Directions for this task
For each line in the data below that holds "emojis", return a copy.

-- Start Data section --

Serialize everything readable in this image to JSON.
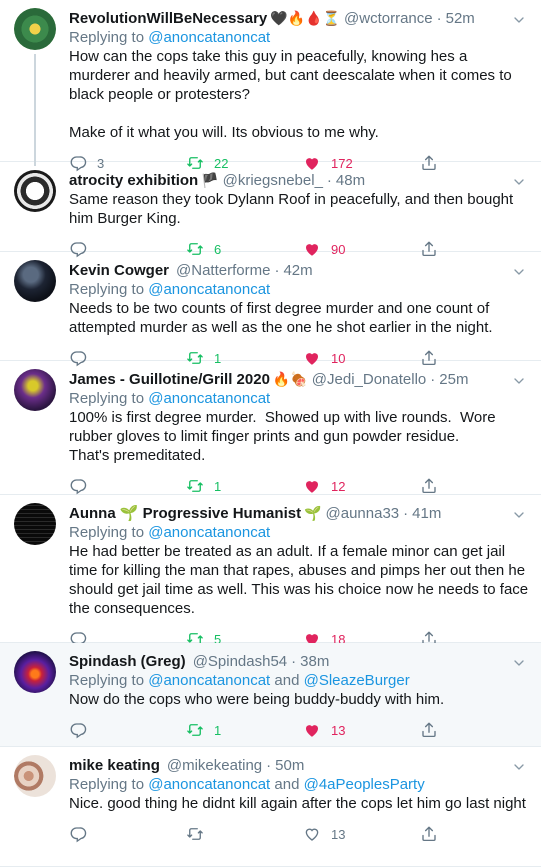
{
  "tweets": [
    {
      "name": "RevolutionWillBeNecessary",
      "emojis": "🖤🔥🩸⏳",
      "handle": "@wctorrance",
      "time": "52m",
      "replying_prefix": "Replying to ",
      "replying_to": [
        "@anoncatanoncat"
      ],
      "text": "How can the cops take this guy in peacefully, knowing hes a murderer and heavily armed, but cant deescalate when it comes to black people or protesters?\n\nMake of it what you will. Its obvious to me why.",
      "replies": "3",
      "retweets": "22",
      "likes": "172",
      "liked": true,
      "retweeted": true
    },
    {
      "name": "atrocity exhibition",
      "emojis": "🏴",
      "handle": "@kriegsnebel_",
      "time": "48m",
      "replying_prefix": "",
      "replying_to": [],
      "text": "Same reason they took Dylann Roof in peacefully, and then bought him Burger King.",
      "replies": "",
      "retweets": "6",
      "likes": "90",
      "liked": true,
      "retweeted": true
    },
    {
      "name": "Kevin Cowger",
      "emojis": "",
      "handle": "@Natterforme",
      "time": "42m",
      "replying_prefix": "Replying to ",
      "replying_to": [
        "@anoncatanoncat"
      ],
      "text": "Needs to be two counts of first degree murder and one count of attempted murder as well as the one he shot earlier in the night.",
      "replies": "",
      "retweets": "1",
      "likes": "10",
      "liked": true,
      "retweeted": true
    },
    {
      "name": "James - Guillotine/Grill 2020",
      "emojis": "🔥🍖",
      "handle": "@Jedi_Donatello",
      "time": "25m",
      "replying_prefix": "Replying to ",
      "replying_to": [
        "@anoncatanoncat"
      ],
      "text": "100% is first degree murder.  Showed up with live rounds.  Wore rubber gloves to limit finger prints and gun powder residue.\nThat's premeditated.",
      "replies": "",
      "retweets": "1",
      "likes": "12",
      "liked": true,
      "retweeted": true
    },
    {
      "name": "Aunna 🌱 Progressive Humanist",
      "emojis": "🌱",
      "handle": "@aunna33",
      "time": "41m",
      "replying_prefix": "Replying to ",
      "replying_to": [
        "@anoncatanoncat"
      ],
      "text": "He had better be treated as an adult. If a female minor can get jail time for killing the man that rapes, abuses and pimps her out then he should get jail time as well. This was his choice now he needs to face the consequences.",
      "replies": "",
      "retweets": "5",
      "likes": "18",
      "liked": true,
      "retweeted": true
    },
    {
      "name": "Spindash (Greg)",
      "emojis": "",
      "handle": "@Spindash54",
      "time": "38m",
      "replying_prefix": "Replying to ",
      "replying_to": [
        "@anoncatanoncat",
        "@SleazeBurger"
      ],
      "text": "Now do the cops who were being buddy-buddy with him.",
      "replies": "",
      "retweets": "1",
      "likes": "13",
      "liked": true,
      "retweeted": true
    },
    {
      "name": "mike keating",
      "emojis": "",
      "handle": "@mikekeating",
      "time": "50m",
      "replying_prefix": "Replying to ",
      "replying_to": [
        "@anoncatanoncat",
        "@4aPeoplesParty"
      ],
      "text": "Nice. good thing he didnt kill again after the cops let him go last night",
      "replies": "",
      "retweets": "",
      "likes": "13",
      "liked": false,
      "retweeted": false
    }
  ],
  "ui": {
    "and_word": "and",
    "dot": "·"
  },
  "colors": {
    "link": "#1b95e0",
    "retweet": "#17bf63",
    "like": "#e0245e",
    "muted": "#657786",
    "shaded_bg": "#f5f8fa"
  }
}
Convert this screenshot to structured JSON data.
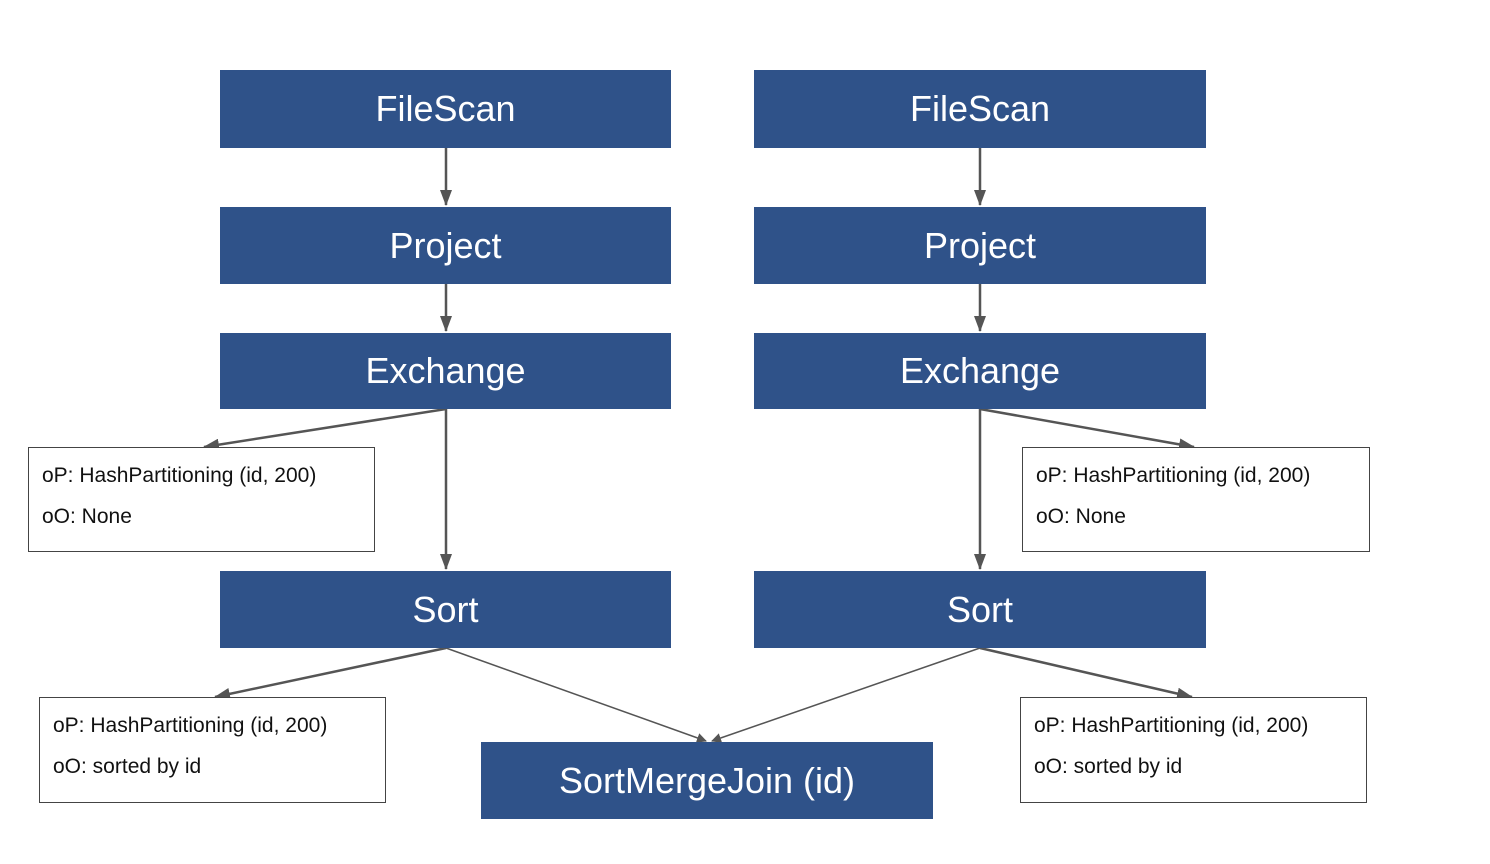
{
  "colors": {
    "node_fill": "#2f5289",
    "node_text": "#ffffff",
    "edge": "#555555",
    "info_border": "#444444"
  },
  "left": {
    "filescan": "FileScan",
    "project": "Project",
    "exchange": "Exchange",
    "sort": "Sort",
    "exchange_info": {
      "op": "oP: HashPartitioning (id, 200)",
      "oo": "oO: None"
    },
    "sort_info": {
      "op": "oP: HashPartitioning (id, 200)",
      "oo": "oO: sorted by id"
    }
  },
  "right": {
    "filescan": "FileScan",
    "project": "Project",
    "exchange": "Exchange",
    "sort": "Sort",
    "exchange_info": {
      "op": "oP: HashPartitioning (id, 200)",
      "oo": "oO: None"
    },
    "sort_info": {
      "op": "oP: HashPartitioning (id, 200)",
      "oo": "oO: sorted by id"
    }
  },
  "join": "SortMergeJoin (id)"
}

-- End Data section --

Solution to this task
      "emojis": "🖤🔥🩸⏳",
      "emojis": "🏴",
      "emojis": "",
      "emojis": "🔥🍖",
      "emojis": "🌱",
      "emojis": "",
      "emojis": "",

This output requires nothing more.